**What the task asks**
Please revise the items below so that every "Choose Date" becomes "Pick a Date", leaving all other text unchanged.

--- Start of Available data ---

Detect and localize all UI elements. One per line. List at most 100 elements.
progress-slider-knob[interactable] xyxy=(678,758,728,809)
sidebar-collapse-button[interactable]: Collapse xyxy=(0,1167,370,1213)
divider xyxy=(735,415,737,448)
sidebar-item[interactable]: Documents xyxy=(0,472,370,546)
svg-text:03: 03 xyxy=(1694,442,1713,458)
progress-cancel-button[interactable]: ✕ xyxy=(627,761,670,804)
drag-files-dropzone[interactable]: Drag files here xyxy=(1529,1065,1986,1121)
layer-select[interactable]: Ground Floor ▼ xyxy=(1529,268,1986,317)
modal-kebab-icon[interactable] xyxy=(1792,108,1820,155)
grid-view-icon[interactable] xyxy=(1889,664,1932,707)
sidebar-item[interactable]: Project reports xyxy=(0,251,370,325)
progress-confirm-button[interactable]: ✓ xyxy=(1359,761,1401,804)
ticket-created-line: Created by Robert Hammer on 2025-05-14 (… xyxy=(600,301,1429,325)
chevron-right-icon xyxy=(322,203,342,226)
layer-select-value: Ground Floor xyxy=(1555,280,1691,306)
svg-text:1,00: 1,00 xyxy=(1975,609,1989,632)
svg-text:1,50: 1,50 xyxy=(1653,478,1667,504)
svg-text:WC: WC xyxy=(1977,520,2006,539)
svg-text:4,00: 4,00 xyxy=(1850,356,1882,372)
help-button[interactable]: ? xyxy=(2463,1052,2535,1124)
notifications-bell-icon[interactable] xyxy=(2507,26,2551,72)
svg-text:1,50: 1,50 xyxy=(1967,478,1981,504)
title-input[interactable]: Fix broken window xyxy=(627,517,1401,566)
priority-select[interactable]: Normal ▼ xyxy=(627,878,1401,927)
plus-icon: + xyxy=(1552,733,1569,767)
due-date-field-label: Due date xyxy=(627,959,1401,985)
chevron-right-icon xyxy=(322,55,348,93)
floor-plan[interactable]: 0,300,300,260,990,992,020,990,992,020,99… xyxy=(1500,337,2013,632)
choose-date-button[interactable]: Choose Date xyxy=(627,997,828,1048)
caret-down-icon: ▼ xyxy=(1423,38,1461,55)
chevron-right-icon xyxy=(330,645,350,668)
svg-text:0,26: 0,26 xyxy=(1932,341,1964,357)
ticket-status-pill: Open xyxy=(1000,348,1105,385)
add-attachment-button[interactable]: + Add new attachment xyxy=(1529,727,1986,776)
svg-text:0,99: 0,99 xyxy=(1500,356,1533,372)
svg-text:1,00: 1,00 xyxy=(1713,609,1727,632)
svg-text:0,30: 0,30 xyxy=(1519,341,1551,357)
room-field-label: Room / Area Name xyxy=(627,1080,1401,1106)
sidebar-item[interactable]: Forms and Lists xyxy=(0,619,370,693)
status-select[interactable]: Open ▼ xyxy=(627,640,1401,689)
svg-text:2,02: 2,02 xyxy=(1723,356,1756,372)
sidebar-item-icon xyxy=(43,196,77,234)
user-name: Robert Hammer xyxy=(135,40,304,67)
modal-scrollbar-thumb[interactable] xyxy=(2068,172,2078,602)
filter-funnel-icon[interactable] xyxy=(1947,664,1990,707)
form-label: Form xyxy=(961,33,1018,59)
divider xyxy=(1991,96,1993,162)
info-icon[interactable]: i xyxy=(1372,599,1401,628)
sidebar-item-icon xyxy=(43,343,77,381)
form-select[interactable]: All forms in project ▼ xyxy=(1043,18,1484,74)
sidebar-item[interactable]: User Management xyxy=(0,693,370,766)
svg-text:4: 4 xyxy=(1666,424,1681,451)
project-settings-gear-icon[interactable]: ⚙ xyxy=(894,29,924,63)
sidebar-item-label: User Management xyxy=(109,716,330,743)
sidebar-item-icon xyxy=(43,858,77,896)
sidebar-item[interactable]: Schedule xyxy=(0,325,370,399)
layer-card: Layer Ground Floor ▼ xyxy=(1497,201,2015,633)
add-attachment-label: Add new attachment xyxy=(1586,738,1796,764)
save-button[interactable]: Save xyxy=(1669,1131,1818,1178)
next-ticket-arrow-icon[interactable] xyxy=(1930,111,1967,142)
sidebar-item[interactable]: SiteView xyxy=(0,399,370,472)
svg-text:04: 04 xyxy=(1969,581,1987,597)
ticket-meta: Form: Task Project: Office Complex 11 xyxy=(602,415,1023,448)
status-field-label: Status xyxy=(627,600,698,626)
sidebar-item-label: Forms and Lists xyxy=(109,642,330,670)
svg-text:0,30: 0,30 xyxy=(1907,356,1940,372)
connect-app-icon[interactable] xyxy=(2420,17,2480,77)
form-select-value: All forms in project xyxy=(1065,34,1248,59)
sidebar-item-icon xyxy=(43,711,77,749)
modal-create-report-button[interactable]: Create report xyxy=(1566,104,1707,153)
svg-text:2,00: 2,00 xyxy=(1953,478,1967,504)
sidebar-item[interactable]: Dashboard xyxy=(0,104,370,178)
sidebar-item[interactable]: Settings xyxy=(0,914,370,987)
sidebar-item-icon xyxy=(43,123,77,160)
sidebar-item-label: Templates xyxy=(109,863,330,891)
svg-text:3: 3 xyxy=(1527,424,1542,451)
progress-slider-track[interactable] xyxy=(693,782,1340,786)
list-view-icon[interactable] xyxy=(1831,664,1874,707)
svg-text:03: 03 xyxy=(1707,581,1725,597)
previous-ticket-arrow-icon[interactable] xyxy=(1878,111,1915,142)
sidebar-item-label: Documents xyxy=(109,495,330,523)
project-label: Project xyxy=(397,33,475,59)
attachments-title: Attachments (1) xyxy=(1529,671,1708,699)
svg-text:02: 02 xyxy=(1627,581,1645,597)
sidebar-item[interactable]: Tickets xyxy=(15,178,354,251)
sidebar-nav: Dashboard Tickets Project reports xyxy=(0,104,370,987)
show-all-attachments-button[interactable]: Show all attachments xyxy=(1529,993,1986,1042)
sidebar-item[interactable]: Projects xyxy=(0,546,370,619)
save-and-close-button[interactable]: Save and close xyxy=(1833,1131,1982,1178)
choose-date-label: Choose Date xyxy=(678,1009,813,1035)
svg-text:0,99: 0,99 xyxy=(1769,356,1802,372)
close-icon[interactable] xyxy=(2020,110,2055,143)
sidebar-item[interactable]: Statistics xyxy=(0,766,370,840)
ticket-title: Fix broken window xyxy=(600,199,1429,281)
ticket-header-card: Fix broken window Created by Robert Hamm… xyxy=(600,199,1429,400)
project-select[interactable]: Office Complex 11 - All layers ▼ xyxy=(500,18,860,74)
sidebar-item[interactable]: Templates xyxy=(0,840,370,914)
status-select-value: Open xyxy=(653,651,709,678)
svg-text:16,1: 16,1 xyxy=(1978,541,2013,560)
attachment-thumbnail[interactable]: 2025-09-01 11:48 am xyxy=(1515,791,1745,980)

--- End of Available data ---

**Solution**
Detect and localize all UI elements. One per line. List at most 100 elements.
progress-slider-knob[interactable] xyxy=(678,758,728,809)
sidebar-collapse-button[interactable]: Collapse xyxy=(0,1167,370,1213)
divider xyxy=(735,415,737,448)
sidebar-item[interactable]: Documents xyxy=(0,472,370,546)
svg-text:03: 03 xyxy=(1694,442,1713,458)
progress-cancel-button[interactable]: ✕ xyxy=(627,761,670,804)
drag-files-dropzone[interactable]: Drag files here xyxy=(1529,1065,1986,1121)
layer-select[interactable]: Ground Floor ▼ xyxy=(1529,268,1986,317)
modal-kebab-icon[interactable] xyxy=(1792,108,1820,155)
grid-view-icon[interactable] xyxy=(1889,664,1932,707)
sidebar-item[interactable]: Project reports xyxy=(0,251,370,325)
progress-confirm-button[interactable]: ✓ xyxy=(1359,761,1401,804)
ticket-created-line: Created by Robert Hammer on 2025-05-14 (… xyxy=(600,301,1429,325)
chevron-right-icon xyxy=(322,203,342,226)
layer-select-value: Ground Floor xyxy=(1555,280,1691,306)
svg-text:1,00: 1,00 xyxy=(1975,609,1989,632)
svg-text:1,50: 1,50 xyxy=(1653,478,1667,504)
svg-text:WC: WC xyxy=(1977,520,2006,539)
svg-text:4,00: 4,00 xyxy=(1850,356,1882,372)
help-button[interactable]: ? xyxy=(2463,1052,2535,1124)
notifications-bell-icon[interactable] xyxy=(2507,26,2551,72)
svg-text:1,50: 1,50 xyxy=(1967,478,1981,504)
title-input[interactable]: Fix broken window xyxy=(627,517,1401,566)
priority-select[interactable]: Normal ▼ xyxy=(627,878,1401,927)
plus-icon: + xyxy=(1552,733,1569,767)
due-date-field-label: Due date xyxy=(627,959,1401,985)
chevron-right-icon xyxy=(322,55,348,93)
floor-plan[interactable]: 0,300,300,260,990,992,020,990,992,020,99… xyxy=(1500,337,2013,632)
choose-date-button[interactable]: Pick a Date xyxy=(627,997,828,1048)
caret-down-icon: ▼ xyxy=(1423,38,1461,55)
chevron-right-icon xyxy=(330,645,350,668)
svg-text:0,26: 0,26 xyxy=(1932,341,1964,357)
ticket-status-pill: Open xyxy=(1000,348,1105,385)
add-attachment-button[interactable]: + Add new attachment xyxy=(1529,727,1986,776)
svg-text:0,99: 0,99 xyxy=(1500,356,1533,372)
svg-text:1,00: 1,00 xyxy=(1713,609,1727,632)
svg-text:0,30: 0,30 xyxy=(1519,341,1551,357)
room-field-label: Room / Area Name xyxy=(627,1080,1401,1106)
sidebar-item[interactable]: Forms and Lists xyxy=(0,619,370,693)
status-select[interactable]: Open ▼ xyxy=(627,640,1401,689)
svg-text:2,02: 2,02 xyxy=(1723,356,1756,372)
sidebar-item-icon xyxy=(43,196,77,234)
user-name: Robert Hammer xyxy=(135,40,304,67)
modal-scrollbar-thumb[interactable] xyxy=(2068,172,2078,602)
filter-funnel-icon[interactable] xyxy=(1947,664,1990,707)
form-label: Form xyxy=(961,33,1018,59)
divider xyxy=(1991,96,1993,162)
info-icon[interactable]: i xyxy=(1372,599,1401,628)
sidebar-item-icon xyxy=(43,343,77,381)
form-select[interactable]: All forms in project ▼ xyxy=(1043,18,1484,74)
sidebar-item[interactable]: User Management xyxy=(0,693,370,766)
svg-text:4: 4 xyxy=(1666,424,1681,451)
project-settings-gear-icon[interactable]: ⚙ xyxy=(894,29,924,63)
sidebar-item-label: User Management xyxy=(109,716,330,743)
sidebar-item-icon xyxy=(43,858,77,896)
sidebar-item[interactable]: Schedule xyxy=(0,325,370,399)
layer-card: Layer Ground Floor ▼ xyxy=(1497,201,2015,633)
add-attachment-label: Add new attachment xyxy=(1586,738,1796,764)
save-button[interactable]: Save xyxy=(1669,1131,1818,1178)
next-ticket-arrow-icon[interactable] xyxy=(1930,111,1967,142)
sidebar-item[interactable]: SiteView xyxy=(0,399,370,472)
svg-text:04: 04 xyxy=(1969,581,1987,597)
ticket-meta: Form: Task Project: Office Complex 11 xyxy=(602,415,1023,448)
status-field-label: Status xyxy=(627,600,698,626)
sidebar-item-label: Forms and Lists xyxy=(109,642,330,670)
svg-text:0,30: 0,30 xyxy=(1907,356,1940,372)
connect-app-icon[interactable] xyxy=(2420,17,2480,77)
form-select-value: All forms in project xyxy=(1065,34,1248,59)
sidebar-item-icon xyxy=(43,711,77,749)
modal-create-report-button[interactable]: Create report xyxy=(1566,104,1707,153)
svg-text:2,00: 2,00 xyxy=(1953,478,1967,504)
sidebar-item[interactable]: Dashboard xyxy=(0,104,370,178)
sidebar-item[interactable]: Settings xyxy=(0,914,370,987)
sidebar-item-icon xyxy=(43,123,77,160)
sidebar-item-label: Templates xyxy=(109,863,330,891)
svg-text:3: 3 xyxy=(1527,424,1542,451)
progress-slider-track[interactable] xyxy=(693,782,1340,786)
list-view-icon[interactable] xyxy=(1831,664,1874,707)
svg-text:03: 03 xyxy=(1707,581,1725,597)
previous-ticket-arrow-icon[interactable] xyxy=(1878,111,1915,142)
sidebar-item-label: Documents xyxy=(109,495,330,523)
project-label: Project xyxy=(397,33,475,59)
attachments-title: Attachments (1) xyxy=(1529,671,1708,699)
svg-text:02: 02 xyxy=(1627,581,1645,597)
sidebar-item[interactable]: Tickets xyxy=(15,178,354,251)
sidebar-nav: Dashboard Tickets Project reports xyxy=(0,104,370,987)
show-all-attachments-button[interactable]: Show all attachments xyxy=(1529,993,1986,1042)
sidebar-item[interactable]: Projects xyxy=(0,546,370,619)
save-and-close-button[interactable]: Save and close xyxy=(1833,1131,1982,1178)
choose-date-label: Pick a Date xyxy=(678,1009,813,1035)
svg-text:0,99: 0,99 xyxy=(1769,356,1802,372)
close-icon[interactable] xyxy=(2020,110,2055,143)
sidebar-item[interactable]: Statistics xyxy=(0,766,370,840)
ticket-title: Fix broken window xyxy=(600,199,1429,281)
ticket-header-card: Fix broken window Created by Robert Hamm… xyxy=(600,199,1429,400)
project-select[interactable]: Office Complex 11 - All layers ▼ xyxy=(500,18,860,74)
sidebar-item[interactable]: Templates xyxy=(0,840,370,914)
status-select-value: Open xyxy=(653,651,709,678)
svg-text:16,1: 16,1 xyxy=(1978,541,2013,560)
attachment-thumbnail[interactable]: 2025-09-01 11:48 am xyxy=(1515,791,1745,980)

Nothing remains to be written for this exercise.